⟨

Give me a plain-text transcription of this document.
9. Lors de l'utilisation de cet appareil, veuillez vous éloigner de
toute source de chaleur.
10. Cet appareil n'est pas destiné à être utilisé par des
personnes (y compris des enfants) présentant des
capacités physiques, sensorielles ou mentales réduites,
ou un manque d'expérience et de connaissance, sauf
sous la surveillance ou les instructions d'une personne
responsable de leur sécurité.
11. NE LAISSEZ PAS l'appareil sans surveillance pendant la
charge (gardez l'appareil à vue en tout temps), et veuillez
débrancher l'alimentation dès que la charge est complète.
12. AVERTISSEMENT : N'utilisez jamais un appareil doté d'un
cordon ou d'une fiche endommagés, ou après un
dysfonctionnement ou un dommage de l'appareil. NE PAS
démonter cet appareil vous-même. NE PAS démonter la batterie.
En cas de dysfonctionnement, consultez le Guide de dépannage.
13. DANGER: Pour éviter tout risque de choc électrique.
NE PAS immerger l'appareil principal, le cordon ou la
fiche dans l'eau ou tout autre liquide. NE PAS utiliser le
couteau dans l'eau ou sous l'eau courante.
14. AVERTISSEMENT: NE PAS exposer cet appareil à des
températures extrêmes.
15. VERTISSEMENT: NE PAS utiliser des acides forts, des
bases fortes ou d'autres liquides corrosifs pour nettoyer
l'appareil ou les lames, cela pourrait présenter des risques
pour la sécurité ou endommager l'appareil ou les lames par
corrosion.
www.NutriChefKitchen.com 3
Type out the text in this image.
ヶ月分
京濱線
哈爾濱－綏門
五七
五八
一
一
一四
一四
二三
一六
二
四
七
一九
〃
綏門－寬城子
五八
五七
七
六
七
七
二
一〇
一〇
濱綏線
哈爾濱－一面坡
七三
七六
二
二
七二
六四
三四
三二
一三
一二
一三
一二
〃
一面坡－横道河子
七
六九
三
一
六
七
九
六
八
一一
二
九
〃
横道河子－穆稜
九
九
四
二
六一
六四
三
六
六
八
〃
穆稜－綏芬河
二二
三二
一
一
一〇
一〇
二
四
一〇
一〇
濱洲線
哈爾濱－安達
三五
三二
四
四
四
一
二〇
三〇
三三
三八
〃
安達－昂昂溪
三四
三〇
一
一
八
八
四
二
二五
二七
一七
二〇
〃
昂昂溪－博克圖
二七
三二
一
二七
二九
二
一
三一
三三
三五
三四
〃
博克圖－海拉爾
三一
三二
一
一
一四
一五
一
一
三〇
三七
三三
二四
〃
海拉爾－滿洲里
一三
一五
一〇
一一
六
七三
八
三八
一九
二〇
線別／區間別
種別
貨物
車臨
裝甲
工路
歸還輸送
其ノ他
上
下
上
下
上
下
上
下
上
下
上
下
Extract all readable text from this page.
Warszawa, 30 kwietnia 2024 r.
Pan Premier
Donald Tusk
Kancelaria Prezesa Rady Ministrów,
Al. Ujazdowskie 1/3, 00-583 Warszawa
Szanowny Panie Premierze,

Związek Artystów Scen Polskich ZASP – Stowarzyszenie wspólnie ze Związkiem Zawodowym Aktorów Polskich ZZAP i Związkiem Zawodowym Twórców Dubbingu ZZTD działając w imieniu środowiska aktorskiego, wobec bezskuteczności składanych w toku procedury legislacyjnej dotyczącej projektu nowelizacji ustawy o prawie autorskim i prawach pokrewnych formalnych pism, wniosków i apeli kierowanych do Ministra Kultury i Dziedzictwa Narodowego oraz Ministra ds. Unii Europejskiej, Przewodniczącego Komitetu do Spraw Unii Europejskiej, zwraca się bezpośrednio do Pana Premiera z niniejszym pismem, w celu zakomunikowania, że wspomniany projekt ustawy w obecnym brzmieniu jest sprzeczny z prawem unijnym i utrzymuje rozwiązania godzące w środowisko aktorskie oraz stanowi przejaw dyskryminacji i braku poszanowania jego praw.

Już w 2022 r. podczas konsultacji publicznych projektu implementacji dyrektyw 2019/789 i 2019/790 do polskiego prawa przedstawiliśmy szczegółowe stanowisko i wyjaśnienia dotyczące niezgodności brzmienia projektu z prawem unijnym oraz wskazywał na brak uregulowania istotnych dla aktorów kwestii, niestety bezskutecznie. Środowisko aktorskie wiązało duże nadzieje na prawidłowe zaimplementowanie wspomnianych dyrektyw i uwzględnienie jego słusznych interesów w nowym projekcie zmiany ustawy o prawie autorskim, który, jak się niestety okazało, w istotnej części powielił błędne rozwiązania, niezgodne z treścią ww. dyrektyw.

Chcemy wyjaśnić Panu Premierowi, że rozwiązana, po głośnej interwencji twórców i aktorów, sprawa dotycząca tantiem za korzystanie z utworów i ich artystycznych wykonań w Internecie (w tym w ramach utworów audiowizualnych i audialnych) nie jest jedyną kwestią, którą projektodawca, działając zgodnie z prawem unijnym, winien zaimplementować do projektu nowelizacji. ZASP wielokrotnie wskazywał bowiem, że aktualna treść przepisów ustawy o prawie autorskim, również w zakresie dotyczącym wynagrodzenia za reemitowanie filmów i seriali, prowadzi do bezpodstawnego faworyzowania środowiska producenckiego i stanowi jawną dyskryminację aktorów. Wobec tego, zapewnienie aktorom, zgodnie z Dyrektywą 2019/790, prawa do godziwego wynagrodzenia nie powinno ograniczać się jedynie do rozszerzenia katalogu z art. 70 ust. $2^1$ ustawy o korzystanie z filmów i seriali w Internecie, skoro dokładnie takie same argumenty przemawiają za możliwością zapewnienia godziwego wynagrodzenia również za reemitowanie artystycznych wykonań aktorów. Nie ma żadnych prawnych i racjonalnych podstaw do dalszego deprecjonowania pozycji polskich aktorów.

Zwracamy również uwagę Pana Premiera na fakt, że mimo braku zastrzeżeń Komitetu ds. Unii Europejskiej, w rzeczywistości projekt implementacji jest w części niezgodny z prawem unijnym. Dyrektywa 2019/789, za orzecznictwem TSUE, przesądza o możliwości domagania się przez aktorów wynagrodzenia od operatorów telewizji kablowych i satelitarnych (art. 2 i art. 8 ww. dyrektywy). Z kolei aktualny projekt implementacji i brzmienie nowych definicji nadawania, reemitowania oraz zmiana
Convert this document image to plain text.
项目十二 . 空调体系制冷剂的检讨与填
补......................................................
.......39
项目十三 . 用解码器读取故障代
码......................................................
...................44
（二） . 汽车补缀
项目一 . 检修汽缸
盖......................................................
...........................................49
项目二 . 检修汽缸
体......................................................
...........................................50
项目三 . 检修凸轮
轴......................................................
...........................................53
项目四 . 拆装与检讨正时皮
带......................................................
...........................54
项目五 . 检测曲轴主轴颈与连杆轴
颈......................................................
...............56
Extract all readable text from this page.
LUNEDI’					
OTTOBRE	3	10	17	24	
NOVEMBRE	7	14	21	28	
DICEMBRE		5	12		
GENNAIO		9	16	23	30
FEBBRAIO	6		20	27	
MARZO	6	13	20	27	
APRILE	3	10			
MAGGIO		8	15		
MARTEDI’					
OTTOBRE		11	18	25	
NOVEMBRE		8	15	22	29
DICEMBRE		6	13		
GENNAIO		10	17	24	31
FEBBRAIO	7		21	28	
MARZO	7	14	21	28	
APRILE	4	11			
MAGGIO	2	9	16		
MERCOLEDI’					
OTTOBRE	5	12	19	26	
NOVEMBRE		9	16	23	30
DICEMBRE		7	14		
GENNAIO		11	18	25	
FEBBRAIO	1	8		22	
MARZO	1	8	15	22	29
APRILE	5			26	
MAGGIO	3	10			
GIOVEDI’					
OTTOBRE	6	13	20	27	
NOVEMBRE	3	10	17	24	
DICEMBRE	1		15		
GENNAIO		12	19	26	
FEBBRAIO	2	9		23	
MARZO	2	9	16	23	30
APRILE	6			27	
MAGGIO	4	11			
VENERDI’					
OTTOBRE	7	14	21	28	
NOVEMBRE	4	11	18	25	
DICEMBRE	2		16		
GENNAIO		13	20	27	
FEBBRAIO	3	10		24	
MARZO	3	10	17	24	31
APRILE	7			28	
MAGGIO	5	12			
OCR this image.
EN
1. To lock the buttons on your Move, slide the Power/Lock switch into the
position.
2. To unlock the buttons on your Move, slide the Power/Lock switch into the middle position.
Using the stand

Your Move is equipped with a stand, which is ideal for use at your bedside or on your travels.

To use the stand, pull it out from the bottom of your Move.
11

⟩

**The problem**
Take every line above carrying "surveillance" and return it.

**Expected answer**
sous la surveillance ou les instructions d'une personne
11. NE LAISSEZ PAS l'appareil sans surveillance pendant la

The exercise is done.